Challenge:
Which lines hold the word "дыхания"? Copy each of them.

- - -

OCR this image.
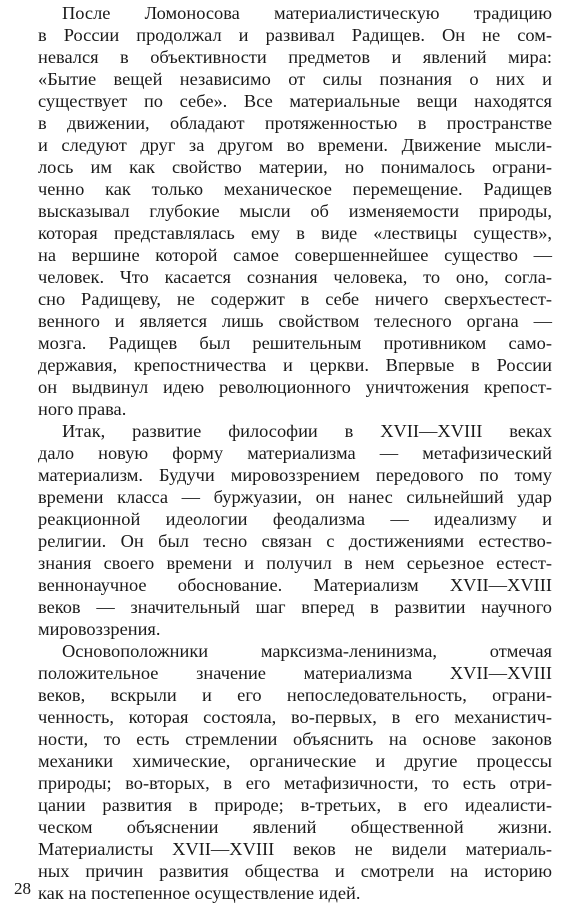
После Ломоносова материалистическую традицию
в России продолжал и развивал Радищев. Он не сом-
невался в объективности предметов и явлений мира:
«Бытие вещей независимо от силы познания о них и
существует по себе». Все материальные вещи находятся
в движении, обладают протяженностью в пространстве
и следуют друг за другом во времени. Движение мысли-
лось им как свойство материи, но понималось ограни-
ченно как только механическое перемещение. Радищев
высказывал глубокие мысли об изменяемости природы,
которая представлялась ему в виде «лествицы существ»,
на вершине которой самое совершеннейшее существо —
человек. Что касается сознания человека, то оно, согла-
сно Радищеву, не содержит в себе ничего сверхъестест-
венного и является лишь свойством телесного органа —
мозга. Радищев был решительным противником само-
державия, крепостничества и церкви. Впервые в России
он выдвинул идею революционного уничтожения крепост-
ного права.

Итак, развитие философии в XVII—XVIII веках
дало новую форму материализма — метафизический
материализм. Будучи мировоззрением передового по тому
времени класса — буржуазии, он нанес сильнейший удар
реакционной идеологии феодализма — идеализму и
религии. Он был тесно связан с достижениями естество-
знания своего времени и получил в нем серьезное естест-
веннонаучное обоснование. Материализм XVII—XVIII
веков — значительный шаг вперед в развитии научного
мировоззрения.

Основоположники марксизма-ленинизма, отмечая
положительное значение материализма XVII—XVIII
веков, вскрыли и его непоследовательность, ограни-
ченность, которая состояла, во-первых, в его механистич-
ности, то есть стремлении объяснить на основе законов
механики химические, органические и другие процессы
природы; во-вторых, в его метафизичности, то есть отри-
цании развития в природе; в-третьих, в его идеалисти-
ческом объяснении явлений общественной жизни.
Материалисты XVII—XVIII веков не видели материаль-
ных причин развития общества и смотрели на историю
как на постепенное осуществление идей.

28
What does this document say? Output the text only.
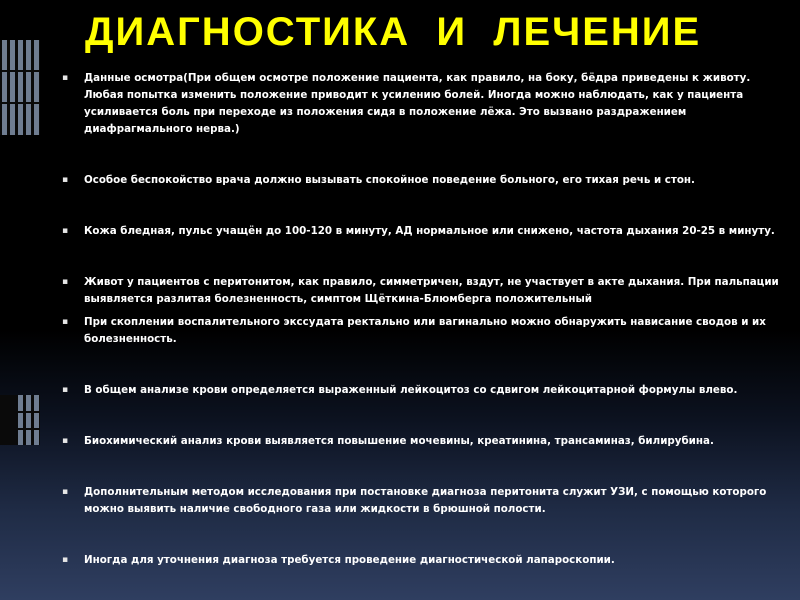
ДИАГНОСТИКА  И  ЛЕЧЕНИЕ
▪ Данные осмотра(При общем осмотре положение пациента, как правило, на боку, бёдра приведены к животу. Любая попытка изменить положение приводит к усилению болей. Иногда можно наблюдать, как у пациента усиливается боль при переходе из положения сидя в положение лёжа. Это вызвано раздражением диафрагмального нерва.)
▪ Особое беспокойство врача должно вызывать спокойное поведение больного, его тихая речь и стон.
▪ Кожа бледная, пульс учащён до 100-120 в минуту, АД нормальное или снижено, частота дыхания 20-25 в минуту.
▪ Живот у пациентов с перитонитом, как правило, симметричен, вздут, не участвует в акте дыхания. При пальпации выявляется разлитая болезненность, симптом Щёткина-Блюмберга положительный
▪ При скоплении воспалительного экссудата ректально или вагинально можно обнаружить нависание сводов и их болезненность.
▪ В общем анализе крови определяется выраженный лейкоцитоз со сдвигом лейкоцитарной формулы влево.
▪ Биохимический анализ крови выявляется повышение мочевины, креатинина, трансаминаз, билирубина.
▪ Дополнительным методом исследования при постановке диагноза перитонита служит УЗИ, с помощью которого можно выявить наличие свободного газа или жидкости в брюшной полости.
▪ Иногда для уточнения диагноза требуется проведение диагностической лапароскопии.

- - -

Solution for this problem:
▪ Кожа бледная, пульс учащён до 100-120 в минуту, АД нормальное или снижено, частота дыхания 20-25 в минуту.
▪ Живот у пациентов с перитонитом, как правило, симметричен, вздут, не участвует в акте дыхания. При пальпации выявляется разлитая болезненность, симптом Щёткина-Блюмберга положительный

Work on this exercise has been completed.